EXERCISE INSTRUCTIONS: Work through the material below line by line and say how many lines include the word "colors". Only the number, please.

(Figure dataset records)
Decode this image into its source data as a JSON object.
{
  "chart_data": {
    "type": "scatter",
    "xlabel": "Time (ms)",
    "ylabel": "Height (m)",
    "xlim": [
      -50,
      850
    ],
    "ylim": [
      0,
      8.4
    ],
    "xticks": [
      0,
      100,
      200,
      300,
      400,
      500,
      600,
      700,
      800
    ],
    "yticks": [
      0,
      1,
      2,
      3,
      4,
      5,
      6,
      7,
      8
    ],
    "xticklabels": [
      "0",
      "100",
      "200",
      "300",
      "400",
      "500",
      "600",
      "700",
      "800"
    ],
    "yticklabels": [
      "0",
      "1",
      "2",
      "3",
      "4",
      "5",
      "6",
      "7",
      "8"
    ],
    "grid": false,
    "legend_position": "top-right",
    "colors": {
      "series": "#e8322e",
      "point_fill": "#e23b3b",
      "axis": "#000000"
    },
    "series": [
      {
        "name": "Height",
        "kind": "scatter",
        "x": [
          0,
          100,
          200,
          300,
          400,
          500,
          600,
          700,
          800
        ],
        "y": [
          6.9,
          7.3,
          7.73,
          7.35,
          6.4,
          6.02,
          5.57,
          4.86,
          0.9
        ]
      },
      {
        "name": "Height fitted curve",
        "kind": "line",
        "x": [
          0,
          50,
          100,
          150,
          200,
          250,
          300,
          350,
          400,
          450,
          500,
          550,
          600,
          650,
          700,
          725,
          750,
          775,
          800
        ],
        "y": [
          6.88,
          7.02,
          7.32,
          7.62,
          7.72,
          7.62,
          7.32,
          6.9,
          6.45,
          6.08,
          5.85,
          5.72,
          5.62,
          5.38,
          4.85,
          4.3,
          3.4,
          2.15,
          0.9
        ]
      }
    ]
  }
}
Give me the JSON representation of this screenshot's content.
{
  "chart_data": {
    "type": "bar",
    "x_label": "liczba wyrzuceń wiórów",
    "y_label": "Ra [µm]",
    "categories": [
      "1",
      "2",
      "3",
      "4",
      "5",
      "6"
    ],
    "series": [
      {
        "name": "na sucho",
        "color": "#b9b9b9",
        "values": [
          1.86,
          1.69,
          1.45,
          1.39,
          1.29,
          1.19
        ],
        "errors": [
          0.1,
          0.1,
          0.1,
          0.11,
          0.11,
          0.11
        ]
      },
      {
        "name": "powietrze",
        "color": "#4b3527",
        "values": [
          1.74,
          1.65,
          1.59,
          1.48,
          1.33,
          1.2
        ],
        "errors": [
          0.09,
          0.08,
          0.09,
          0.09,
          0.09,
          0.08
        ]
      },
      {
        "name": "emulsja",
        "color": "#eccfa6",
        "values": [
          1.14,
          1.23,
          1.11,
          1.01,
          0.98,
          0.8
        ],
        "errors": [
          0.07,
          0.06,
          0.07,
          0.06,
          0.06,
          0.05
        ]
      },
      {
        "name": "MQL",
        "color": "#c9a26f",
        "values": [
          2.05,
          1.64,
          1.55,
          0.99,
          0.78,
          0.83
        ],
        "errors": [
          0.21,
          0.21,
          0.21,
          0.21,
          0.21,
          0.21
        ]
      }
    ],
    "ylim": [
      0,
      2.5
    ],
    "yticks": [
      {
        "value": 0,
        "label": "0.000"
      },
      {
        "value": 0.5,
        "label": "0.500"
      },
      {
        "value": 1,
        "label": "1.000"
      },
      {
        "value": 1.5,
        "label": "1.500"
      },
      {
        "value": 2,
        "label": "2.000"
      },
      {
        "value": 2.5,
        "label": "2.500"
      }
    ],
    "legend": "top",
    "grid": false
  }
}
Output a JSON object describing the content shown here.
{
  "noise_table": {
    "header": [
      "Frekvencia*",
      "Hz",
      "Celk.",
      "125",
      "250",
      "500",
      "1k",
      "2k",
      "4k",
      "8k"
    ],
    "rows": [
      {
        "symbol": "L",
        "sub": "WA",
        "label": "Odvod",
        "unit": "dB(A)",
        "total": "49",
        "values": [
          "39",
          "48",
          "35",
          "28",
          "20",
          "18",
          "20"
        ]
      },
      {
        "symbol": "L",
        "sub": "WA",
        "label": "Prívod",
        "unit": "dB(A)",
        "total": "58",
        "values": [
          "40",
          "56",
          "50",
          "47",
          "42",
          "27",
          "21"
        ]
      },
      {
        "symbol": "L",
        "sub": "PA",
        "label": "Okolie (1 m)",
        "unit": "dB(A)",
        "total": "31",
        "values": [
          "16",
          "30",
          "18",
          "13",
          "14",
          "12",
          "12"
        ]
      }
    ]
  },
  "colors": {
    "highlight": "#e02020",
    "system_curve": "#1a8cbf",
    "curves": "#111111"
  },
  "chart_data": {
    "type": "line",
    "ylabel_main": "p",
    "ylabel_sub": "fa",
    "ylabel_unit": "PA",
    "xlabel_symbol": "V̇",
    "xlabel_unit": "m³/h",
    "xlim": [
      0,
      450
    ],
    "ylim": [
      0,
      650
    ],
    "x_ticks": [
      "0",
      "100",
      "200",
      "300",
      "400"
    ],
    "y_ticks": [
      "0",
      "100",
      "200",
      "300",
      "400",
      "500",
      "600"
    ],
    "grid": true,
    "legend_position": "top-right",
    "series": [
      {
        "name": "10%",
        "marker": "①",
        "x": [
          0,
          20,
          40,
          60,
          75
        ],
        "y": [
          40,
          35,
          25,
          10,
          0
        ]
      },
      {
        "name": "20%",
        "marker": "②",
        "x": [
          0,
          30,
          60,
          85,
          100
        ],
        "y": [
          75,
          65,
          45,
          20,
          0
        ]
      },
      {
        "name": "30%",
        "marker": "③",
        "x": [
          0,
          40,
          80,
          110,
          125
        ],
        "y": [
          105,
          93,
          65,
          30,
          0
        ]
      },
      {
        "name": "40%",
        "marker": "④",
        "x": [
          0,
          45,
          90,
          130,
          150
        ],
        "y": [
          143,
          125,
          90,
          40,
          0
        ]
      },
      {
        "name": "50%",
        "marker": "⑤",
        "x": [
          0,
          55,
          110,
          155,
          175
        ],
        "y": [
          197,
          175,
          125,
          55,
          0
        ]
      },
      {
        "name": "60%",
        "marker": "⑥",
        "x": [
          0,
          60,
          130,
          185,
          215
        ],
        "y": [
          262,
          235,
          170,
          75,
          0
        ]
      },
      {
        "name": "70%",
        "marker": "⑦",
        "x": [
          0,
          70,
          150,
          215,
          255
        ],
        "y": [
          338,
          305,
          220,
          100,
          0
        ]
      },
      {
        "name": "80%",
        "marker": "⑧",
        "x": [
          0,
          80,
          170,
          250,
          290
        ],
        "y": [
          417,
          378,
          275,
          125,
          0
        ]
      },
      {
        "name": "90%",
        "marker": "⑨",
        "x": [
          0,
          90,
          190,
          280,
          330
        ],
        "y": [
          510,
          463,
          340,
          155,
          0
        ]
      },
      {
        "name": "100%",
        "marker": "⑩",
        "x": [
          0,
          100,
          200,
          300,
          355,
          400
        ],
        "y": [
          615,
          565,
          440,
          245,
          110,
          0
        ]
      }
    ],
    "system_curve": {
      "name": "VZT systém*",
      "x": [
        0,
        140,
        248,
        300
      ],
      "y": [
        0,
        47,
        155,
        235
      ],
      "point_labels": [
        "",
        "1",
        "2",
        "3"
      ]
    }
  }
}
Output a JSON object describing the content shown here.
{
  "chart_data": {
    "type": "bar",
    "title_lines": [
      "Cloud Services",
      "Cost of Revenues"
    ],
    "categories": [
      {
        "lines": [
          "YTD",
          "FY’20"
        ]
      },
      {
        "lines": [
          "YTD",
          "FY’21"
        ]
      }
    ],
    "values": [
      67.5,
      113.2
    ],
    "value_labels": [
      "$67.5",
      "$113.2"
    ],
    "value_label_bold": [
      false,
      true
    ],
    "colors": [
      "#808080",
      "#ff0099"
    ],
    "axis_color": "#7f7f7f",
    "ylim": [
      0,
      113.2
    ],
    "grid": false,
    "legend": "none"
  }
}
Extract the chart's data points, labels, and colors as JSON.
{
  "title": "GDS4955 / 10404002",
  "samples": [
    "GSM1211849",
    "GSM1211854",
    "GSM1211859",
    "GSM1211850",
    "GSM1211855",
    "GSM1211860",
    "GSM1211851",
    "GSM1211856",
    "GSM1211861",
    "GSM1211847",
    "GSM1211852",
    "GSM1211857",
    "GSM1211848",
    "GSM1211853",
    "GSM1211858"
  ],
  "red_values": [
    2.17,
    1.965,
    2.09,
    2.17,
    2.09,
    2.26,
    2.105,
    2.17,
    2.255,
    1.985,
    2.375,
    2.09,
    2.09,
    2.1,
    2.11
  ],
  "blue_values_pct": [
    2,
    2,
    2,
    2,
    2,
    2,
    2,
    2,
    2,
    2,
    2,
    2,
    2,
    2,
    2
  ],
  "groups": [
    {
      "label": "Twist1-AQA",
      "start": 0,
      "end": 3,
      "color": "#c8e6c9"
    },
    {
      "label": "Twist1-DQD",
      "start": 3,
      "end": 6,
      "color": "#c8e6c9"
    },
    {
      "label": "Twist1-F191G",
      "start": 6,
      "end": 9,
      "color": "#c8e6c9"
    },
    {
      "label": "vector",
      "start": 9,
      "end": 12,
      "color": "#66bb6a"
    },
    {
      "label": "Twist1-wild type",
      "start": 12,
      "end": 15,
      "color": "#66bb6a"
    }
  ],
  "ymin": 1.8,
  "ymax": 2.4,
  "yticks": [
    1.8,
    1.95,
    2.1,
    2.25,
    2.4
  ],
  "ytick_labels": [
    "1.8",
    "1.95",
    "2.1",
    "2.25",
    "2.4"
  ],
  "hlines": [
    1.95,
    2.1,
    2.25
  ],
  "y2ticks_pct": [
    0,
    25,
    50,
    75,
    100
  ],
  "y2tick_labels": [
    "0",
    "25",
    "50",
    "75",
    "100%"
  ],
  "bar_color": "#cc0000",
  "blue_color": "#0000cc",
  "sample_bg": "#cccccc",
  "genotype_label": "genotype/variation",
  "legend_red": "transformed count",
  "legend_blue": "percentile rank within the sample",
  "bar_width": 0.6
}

SOLUTION FOR THIS PROBLEM: 4